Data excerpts

* begin *

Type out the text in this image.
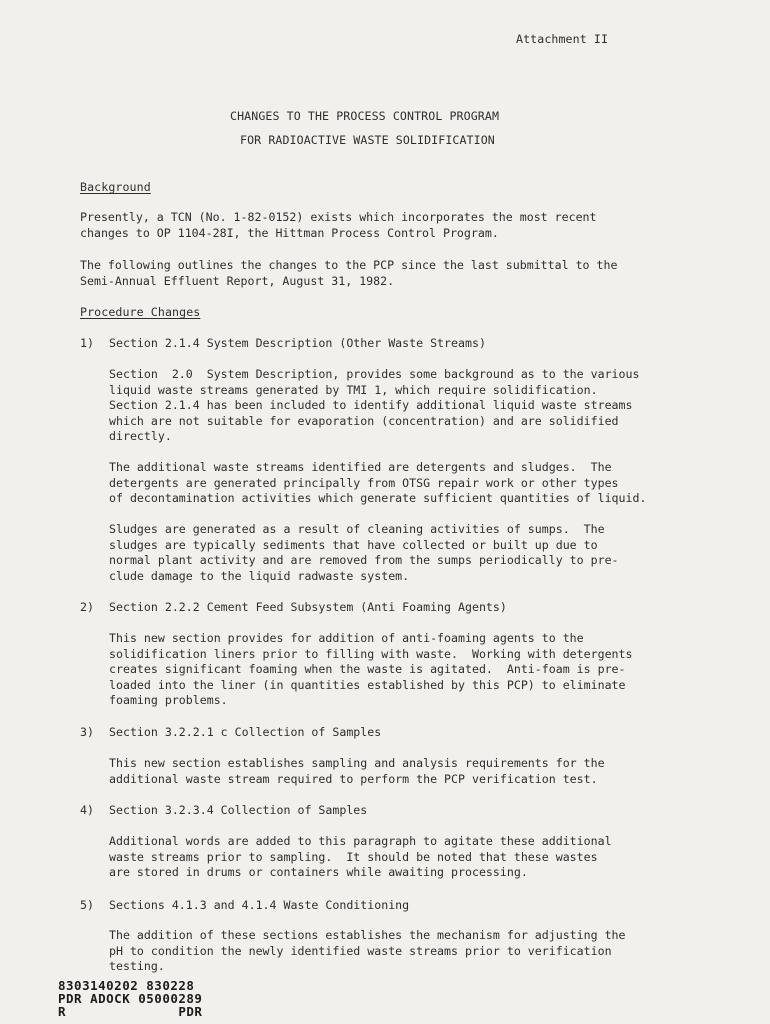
Attachment II
CHANGES TO THE PROCESS CONTROL PROGRAM
FOR RADIOACTIVE WASTE SOLIDIFICATION
Background
Presently, a TCN (No. 1-82-0152) exists which incorporates the most recent
changes to OP 1104-28I, the Hittman Process Control Program.
The following outlines the changes to the PCP since the last submittal to the
Semi-Annual Effluent Report, August 31, 1982.
Procedure Changes
1) Section 2.1.4 System Description (Other Waste Streams)
Section  2.0  System Description, provides some background as to the various
liquid waste streams generated by TMI 1, which require solidification.
Section 2.1.4 has been included to identify additional liquid waste streams
which are not suitable for evaporation (concentration) and are solidified
directly.
The additional waste streams identified are detergents and sludges.  The
detergents are generated principally from OTSG repair work or other types
of decontamination activities which generate sufficient quantities of liquid.
Sludges are generated as a result of cleaning activities of sumps.  The
sludges are typically sediments that have collected or built up due to
normal plant activity and are removed from the sumps periodically to pre-
clude damage to the liquid radwaste system.
2) Section 2.2.2 Cement Feed Subsystem (Anti Foaming Agents)
This new section provides for addition of anti-foaming agents to the
solidification liners prior to filling with waste.  Working with detergents
creates significant foaming when the waste is agitated.  Anti-foam is pre-
loaded into the liner (in quantities established by this PCP) to eliminate
foaming problems.
3) Section 3.2.2.1 c Collection of Samples
This new section establishes sampling and analysis requirements for the
additional waste stream required to perform the PCP verification test.
4) Section 3.2.3.4 Collection of Samples
Additional words are added to this paragraph to agitate these additional
waste streams prior to sampling.  It should be noted that these wastes
are stored in drums or containers while awaiting processing.
5) Sections 4.1.3 and 4.1.4 Waste Conditioning
The addition of these sections establishes the mechanism for adjusting the
pH to condition the newly identified waste streams prior to verification
testing.
8303140202 830228
PDR ADOCK 05000289
R              PDR
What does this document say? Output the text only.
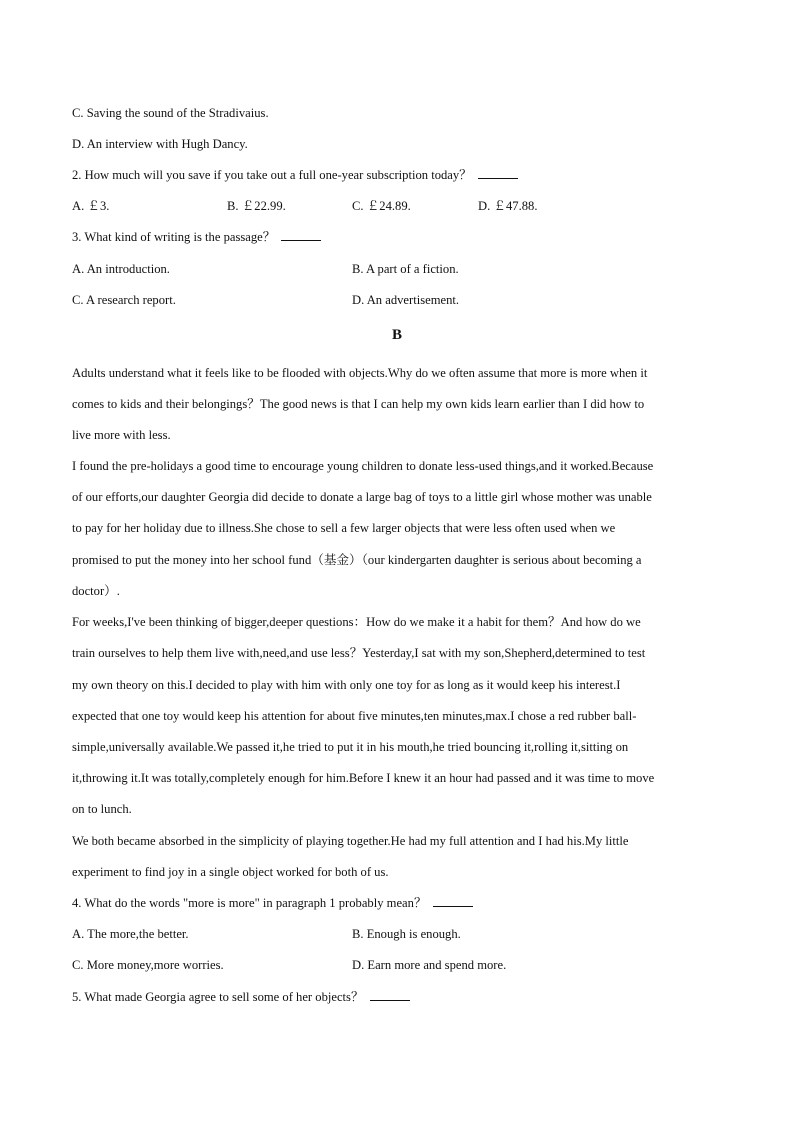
C. Saving the sound of the Stradivaius.
D. An interview with Hugh Dancy.
2. How much will you save if you take out a full one-year subscription today？
A. ￡3.	B. ￡22.99.	C. ￡24.89.	D. ￡47.88.
3. What kind of writing is the passage？
A. An introduction.	B. A part of a fiction.
C. A research report.	D. An advertisement.
B
Adults understand what it feels like to be flooded with objects.Why do we often assume that more is more when it
comes to kids and their belongings？The good news is that I can help my own kids learn earlier than I did how to
live more with less.
I found the pre-holidays a good time to encourage young children to donate less-used things,and it worked.Because
of our efforts,our daughter Georgia did decide to donate a large bag of toys to a little girl whose mother was unable
to pay for her holiday due to illness.She chose to sell a few larger objects that were less often used when we
promised to put the money into her school fund（基金）（our kindergarten daughter is serious about becoming a
doctor）.
For weeks,I've been thinking of bigger,deeper questions：How do we make it a habit for them？And how do we
train ourselves to help them live with,need,and use less？Yesterday,I sat with my son,Shepherd,determined to test
my own theory on this.I decided to play with him with only one toy for as long as it would keep his interest.I
expected that one toy would keep his attention for about five minutes,ten minutes,max.I chose a red rubber ball-
simple,universally available.We passed it,he tried to put it in his mouth,he tried bouncing it,rolling it,sitting on
it,throwing it.It was totally,completely enough for him.Before I knew it an hour had passed and it was time to move
on to lunch.
We both became absorbed in the simplicity of playing together.He had my full attention and I had his.My little
experiment to find joy in a single object worked for both of us.
4. What do the words "more is more" in paragraph 1 probably mean？
A. The more,the better.	B. Enough is enough.
C. More money,more worries.	D. Earn more and spend more.
5. What made Georgia agree to sell some of her objects？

* end *

WRITTEN PROBLEM: Work out the number of lines above that include the string "donate" and write only that number.

RESPONSE FOR THIS EXERCISE: 2